(Dataset rows about figures)
▬▬▬▬▬▬▬▬▬▬

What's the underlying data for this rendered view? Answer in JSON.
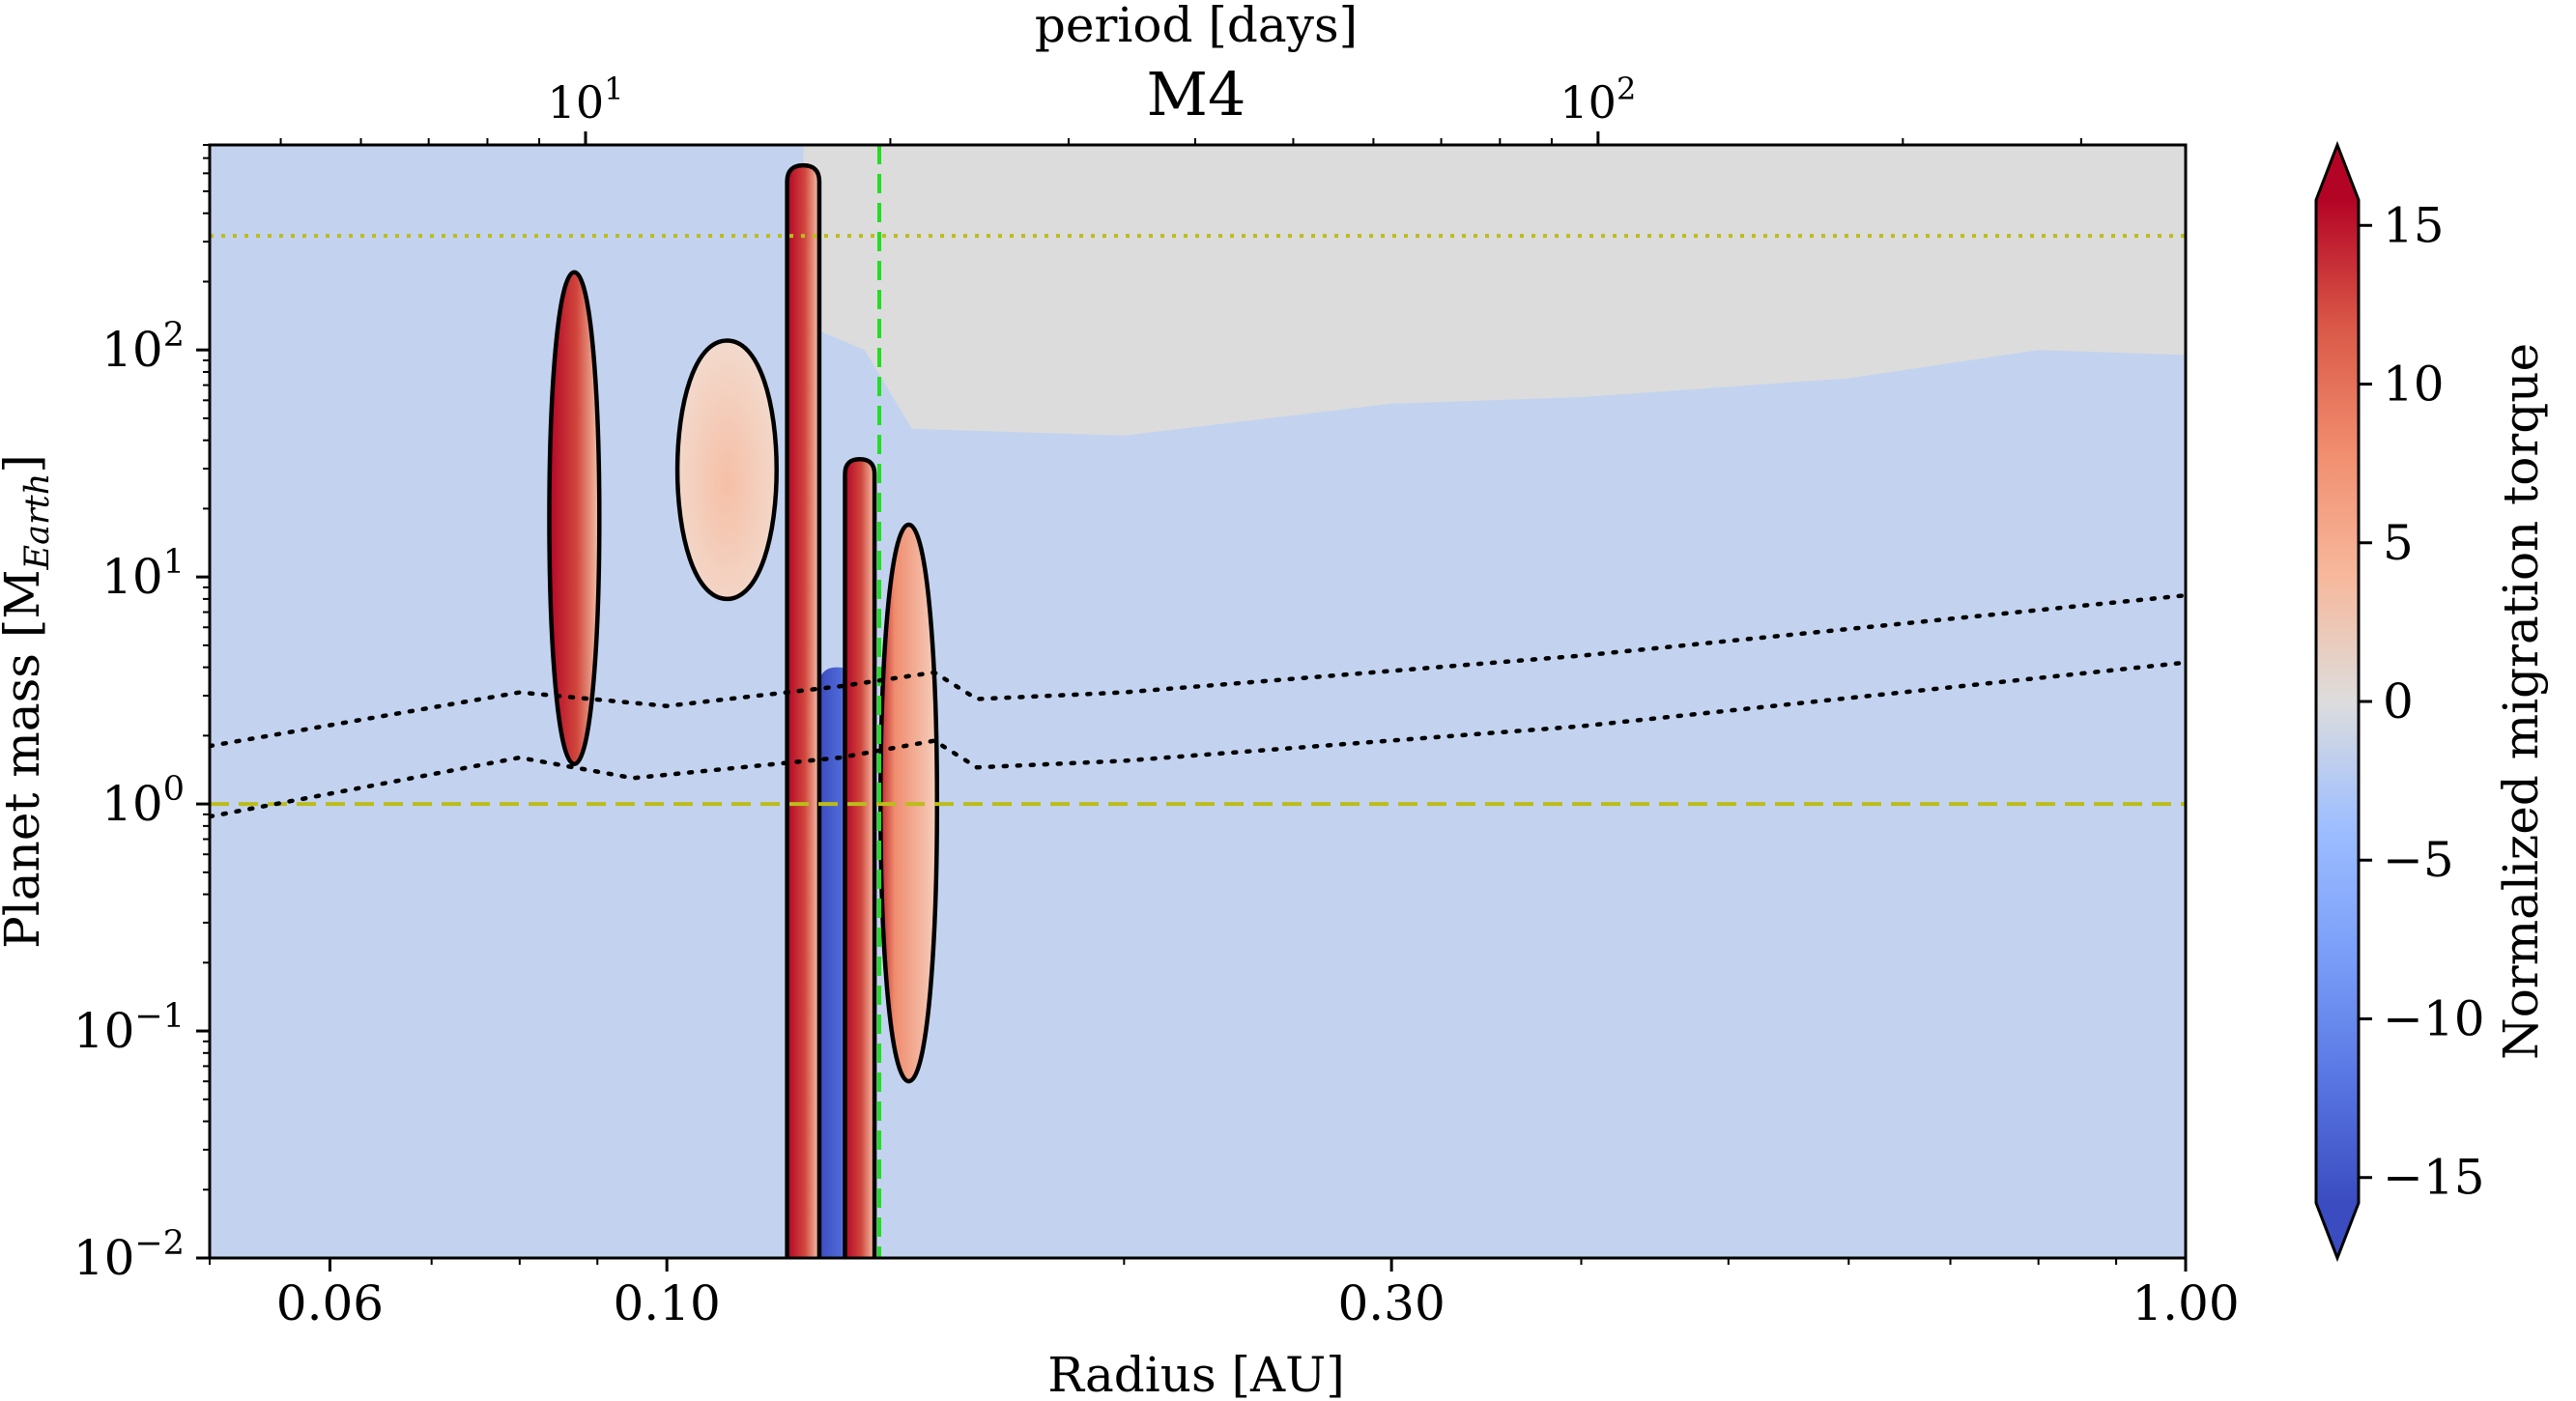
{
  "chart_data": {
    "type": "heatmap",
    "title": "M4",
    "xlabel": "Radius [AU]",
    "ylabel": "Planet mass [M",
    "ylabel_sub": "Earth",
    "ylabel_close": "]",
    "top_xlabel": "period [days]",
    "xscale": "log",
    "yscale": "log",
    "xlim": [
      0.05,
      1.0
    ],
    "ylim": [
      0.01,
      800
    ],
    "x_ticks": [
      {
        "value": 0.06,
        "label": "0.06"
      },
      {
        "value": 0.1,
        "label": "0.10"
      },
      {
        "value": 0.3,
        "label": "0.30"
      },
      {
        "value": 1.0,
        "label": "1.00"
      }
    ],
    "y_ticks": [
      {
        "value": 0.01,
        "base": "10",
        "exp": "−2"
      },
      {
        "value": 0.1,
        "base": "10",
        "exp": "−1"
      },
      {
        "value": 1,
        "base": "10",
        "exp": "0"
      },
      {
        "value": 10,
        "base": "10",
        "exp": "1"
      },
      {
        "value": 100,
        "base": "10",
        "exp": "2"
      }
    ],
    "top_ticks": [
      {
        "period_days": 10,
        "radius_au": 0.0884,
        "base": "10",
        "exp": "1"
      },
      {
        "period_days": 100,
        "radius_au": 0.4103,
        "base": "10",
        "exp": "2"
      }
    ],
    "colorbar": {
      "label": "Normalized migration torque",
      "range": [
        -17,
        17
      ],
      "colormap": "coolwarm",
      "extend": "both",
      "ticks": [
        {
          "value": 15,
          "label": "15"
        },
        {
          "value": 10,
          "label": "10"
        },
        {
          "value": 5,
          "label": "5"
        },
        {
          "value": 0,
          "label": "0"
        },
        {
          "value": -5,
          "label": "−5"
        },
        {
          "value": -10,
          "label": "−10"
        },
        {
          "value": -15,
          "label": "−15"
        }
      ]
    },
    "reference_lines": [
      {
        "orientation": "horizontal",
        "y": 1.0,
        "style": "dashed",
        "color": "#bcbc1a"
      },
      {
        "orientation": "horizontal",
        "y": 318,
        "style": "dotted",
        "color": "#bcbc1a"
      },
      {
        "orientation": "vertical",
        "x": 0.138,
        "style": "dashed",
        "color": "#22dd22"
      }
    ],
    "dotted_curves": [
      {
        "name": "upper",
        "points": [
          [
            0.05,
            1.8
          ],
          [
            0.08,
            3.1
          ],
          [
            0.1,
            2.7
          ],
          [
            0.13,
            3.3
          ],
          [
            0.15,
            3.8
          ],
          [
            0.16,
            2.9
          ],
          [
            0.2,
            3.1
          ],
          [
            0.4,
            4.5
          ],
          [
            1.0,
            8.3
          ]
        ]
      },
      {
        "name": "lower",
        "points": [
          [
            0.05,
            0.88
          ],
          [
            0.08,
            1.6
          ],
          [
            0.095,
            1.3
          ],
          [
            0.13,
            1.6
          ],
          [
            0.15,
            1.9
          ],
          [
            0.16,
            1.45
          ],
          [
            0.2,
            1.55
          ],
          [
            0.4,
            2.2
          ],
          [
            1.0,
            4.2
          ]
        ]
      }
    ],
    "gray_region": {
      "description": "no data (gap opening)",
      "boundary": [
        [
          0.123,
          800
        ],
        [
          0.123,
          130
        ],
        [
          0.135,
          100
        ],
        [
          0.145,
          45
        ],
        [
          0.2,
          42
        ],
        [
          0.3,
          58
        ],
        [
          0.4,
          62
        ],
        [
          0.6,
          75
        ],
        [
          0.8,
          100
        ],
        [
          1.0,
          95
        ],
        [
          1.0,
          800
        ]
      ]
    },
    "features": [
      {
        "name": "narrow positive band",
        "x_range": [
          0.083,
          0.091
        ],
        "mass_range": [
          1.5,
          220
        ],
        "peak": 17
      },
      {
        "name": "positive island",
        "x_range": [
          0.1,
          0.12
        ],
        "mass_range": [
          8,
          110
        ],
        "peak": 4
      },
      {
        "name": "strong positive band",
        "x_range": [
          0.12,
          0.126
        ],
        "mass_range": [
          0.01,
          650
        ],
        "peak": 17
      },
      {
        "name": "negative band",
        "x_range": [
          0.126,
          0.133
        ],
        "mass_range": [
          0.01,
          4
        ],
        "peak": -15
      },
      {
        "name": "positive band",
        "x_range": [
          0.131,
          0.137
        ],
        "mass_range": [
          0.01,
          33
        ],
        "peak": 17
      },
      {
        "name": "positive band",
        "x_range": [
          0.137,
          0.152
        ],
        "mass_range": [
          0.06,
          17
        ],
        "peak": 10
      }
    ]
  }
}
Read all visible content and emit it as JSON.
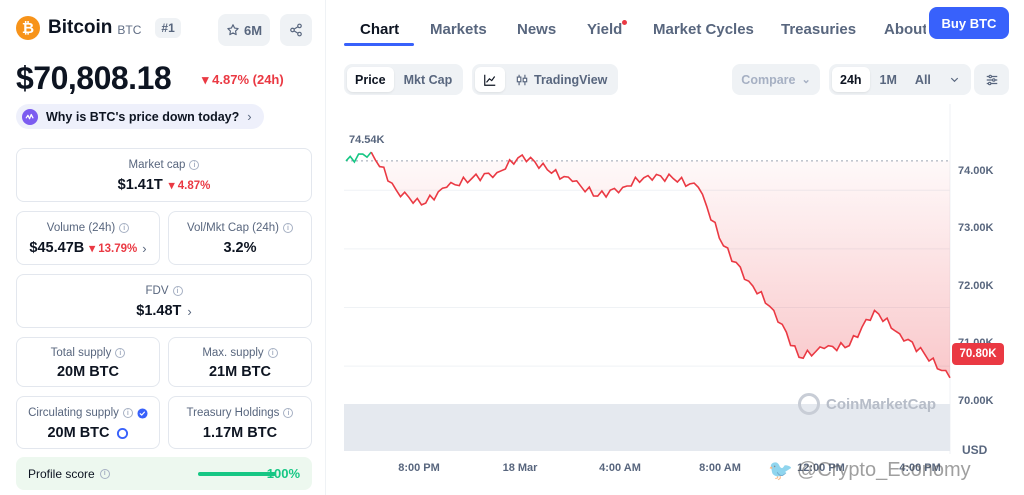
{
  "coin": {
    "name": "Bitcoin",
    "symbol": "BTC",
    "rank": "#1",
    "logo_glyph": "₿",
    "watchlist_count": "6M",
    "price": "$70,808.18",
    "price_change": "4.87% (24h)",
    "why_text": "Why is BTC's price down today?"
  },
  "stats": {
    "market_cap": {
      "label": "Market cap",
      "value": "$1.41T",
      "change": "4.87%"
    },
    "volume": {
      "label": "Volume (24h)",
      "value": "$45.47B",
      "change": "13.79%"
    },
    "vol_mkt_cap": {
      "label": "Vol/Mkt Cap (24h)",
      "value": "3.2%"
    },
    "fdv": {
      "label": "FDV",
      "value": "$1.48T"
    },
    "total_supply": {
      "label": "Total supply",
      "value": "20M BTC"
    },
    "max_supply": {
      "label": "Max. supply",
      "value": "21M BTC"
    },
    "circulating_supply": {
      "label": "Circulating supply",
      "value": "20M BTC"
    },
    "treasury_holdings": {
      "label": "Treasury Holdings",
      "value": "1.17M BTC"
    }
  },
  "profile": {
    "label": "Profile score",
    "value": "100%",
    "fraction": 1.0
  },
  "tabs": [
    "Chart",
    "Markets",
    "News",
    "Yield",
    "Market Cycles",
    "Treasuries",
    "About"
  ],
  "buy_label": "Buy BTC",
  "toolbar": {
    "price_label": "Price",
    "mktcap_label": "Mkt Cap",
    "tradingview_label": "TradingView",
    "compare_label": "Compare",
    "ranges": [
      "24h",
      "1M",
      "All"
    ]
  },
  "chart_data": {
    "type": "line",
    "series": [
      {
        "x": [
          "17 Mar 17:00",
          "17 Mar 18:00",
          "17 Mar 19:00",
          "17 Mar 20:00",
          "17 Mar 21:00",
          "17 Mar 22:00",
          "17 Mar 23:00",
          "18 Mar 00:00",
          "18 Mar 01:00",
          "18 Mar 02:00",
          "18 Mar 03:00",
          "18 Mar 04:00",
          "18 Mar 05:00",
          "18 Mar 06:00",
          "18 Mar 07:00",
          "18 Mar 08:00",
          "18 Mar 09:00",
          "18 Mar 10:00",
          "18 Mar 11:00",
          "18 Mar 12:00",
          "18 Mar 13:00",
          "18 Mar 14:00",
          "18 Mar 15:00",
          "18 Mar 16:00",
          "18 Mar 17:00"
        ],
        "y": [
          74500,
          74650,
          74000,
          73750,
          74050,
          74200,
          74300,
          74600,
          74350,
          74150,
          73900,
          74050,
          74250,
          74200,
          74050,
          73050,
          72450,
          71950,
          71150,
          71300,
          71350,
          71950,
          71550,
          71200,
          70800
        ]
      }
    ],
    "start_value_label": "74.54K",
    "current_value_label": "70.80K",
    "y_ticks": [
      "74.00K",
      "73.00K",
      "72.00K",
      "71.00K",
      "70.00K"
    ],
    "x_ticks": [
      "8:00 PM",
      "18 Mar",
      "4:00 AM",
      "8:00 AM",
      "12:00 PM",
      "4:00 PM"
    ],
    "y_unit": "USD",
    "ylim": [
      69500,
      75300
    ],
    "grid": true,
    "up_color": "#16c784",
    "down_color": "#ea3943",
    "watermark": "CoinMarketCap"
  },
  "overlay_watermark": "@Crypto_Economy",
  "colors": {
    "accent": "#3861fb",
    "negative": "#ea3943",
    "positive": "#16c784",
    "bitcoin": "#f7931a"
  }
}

▬▬▬▬▬▬▬▬▬▬

- [WHAT IS BEING ASKED] Return each line with "name".

- [COMPLETE OUTPUT]
        "name": "upper",
        "name": "lower",
        "name": "narrow positive band",
        "name": "positive island",
        "name": "strong positive band",
        "name": "negative band",
        "name": "positive band",
        "name": "positive band",
    "name": "Bitcoin",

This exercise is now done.